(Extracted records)

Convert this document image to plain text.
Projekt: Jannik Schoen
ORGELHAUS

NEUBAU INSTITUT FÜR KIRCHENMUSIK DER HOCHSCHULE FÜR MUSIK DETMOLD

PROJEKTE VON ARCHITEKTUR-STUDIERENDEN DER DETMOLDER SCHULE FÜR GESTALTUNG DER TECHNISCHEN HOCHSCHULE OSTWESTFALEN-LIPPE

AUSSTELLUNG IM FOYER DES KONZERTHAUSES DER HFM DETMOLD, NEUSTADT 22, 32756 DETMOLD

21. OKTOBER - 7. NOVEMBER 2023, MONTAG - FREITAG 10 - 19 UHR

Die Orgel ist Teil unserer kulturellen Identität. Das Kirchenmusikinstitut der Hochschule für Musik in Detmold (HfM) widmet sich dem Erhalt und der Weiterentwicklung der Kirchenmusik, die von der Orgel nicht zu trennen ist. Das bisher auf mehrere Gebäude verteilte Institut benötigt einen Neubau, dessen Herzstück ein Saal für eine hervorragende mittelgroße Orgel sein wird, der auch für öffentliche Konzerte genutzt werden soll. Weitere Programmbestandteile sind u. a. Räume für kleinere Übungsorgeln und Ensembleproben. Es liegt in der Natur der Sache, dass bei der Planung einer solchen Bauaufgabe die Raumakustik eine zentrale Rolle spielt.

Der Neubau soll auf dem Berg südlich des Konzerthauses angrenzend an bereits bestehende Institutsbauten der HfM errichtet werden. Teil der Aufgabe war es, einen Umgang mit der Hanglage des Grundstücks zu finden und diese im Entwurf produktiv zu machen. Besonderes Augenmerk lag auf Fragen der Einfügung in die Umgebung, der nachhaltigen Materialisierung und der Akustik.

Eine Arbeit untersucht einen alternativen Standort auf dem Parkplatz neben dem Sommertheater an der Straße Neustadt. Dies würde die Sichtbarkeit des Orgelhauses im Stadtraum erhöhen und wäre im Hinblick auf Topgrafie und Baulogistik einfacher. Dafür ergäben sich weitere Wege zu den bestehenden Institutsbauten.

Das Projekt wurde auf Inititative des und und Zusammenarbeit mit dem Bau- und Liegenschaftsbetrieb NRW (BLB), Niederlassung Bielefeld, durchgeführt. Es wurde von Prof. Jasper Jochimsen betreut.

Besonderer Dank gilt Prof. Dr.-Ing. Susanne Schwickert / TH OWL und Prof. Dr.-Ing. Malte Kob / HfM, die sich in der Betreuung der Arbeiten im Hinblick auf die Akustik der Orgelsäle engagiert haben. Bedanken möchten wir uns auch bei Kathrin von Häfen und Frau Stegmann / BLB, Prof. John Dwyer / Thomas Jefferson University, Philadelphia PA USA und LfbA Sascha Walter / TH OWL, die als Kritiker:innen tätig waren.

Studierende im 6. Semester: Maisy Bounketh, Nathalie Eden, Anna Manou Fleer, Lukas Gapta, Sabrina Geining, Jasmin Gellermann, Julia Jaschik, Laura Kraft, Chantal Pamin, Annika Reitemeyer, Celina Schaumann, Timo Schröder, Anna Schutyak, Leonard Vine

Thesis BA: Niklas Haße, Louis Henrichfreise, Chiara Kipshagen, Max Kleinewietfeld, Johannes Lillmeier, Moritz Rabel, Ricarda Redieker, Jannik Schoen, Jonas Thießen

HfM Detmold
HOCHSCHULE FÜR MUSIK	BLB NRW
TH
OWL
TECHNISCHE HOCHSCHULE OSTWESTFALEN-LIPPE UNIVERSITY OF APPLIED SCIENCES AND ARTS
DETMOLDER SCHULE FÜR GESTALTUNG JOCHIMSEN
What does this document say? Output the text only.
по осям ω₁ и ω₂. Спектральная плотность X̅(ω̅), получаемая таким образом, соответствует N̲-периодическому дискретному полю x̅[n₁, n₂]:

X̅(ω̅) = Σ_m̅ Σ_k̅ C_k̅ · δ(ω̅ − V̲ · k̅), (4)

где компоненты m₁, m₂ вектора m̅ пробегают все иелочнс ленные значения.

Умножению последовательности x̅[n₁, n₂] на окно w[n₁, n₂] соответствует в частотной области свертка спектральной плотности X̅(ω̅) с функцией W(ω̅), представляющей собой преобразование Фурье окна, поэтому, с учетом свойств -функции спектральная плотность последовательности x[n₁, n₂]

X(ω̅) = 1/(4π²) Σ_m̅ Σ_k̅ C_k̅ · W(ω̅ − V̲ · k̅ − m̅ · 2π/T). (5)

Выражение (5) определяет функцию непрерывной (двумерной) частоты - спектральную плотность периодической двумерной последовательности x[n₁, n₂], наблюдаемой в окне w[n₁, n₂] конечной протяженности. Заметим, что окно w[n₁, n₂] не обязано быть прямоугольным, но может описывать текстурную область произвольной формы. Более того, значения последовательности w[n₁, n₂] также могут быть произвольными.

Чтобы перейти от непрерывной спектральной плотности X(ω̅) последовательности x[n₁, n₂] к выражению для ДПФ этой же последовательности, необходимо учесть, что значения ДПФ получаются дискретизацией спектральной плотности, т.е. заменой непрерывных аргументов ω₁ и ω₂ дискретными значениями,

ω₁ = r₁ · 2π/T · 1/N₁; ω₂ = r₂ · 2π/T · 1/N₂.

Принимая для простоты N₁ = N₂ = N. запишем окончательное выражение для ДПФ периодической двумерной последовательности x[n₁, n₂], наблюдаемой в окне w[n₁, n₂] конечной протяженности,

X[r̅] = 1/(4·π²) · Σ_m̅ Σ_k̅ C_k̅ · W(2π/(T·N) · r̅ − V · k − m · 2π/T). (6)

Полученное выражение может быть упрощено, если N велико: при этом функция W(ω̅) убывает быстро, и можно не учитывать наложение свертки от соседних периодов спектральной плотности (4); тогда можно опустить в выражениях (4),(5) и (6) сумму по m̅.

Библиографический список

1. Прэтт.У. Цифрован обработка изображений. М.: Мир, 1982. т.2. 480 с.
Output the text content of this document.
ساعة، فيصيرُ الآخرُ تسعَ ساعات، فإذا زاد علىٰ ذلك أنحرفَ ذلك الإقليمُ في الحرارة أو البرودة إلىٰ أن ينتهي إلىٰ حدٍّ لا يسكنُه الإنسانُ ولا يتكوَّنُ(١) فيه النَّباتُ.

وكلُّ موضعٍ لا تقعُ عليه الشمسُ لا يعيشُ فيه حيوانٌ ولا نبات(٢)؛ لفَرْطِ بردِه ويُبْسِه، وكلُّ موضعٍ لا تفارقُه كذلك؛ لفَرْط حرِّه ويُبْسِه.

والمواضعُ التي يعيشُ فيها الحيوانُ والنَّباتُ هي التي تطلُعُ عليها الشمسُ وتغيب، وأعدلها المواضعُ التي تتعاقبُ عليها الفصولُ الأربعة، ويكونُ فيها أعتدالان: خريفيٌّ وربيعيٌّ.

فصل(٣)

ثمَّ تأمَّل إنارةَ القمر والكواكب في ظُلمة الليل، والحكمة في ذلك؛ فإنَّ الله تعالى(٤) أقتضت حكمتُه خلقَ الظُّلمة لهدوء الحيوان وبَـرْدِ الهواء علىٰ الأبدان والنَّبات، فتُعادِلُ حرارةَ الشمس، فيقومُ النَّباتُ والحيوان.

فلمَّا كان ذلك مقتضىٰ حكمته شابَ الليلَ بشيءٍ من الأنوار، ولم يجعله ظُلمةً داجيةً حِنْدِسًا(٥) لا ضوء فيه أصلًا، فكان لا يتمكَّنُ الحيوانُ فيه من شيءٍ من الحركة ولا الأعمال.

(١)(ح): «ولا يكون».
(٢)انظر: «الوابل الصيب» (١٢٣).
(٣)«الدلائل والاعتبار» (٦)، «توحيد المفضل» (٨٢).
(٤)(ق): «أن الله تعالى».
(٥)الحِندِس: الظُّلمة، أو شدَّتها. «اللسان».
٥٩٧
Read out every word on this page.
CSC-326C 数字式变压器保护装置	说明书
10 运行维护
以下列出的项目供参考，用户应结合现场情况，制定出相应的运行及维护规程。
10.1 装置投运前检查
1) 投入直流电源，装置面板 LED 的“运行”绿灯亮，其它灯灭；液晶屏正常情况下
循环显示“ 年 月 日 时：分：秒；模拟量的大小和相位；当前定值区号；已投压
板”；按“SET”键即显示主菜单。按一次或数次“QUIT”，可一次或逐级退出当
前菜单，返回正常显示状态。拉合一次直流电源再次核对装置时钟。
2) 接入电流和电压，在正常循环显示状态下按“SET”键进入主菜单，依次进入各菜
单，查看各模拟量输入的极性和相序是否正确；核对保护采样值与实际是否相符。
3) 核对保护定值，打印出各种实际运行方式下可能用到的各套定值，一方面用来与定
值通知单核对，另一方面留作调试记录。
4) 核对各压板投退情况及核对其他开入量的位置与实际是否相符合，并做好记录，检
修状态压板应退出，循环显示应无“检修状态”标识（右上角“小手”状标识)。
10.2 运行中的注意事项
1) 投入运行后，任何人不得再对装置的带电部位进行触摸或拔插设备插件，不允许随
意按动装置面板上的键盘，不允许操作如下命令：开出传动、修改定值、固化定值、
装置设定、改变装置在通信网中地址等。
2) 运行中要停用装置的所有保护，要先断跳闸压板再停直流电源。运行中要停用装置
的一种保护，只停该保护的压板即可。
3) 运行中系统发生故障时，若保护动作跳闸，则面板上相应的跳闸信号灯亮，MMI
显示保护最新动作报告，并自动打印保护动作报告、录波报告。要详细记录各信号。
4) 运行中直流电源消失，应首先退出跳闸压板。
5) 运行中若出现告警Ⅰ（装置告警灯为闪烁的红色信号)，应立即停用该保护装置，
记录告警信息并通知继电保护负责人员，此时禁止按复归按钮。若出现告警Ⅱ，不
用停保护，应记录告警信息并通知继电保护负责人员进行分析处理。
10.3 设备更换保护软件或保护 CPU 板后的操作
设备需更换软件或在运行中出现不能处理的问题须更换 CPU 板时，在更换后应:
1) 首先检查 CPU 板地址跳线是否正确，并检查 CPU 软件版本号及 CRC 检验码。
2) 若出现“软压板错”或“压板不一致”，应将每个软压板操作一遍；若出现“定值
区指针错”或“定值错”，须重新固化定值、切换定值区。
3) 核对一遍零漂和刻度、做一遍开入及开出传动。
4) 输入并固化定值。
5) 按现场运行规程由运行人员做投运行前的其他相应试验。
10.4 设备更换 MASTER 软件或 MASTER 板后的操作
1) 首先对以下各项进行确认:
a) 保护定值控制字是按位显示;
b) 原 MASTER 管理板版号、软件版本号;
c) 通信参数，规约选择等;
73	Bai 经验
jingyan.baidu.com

(STATED EXERCISE)
From the entries above, copy each line holding "периодической".

(THE SOLUTION)
Выражение (5) определяет функцию непрерывной (двумерной) частоты - спектральную плотность периодической двумерной последовательности x[n₁, n₂], наблюдаемой в окне w[n₁, n₂] конечной протяженности. Заметим, что окно w[n₁, n₂] не обязано быть прямоугольным, но может описывать текстурную область произвольной формы. Более того, значения последовательности w[n₁, n₂] также могут быть произвольными.
Принимая для простоты N₁ = N₂ = N. запишем окончательное выражение для ДПФ периодической двумерной последовательности x[n₁, n₂], наблюдаемой в окне w[n₁, n₂] конечной протяженности,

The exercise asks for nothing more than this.